What is required: Search the data for the word "奥维云网" and copy every line where it occurs.
# START OF Material to process
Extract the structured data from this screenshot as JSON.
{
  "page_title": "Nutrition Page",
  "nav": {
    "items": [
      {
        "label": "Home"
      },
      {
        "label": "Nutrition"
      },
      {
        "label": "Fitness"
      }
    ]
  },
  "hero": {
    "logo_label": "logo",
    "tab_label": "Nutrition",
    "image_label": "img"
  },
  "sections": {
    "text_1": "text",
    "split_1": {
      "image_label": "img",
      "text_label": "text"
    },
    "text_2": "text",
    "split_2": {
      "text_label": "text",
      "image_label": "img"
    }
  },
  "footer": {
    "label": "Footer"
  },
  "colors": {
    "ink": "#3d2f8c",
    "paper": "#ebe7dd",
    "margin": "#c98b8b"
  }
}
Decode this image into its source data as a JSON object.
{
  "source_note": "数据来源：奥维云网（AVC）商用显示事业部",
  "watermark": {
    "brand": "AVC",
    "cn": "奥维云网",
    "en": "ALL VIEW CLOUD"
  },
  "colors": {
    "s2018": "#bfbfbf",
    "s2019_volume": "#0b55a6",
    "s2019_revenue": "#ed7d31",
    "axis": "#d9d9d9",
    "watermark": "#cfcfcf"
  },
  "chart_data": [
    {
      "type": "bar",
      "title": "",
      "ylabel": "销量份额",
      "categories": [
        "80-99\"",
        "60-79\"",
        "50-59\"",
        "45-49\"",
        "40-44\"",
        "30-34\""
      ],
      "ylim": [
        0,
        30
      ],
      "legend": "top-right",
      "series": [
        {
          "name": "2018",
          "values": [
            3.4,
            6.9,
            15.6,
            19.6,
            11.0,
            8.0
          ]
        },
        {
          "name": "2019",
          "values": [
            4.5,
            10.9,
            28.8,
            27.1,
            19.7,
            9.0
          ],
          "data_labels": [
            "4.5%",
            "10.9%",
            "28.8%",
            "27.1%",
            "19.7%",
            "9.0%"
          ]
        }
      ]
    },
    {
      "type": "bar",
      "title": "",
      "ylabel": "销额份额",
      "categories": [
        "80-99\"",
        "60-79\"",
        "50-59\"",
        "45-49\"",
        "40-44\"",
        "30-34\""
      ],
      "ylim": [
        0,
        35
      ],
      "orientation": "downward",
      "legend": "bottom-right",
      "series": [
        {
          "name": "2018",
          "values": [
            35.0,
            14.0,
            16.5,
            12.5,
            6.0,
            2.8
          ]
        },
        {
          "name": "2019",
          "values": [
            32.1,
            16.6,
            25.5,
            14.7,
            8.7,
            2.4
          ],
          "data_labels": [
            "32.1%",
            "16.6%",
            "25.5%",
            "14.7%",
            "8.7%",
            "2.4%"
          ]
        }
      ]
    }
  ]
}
# END OF Material to process
Task answer:
  "source_note": "数据来源：奥维云网（AVC）商用显示事业部",
    "cn": "奥维云网",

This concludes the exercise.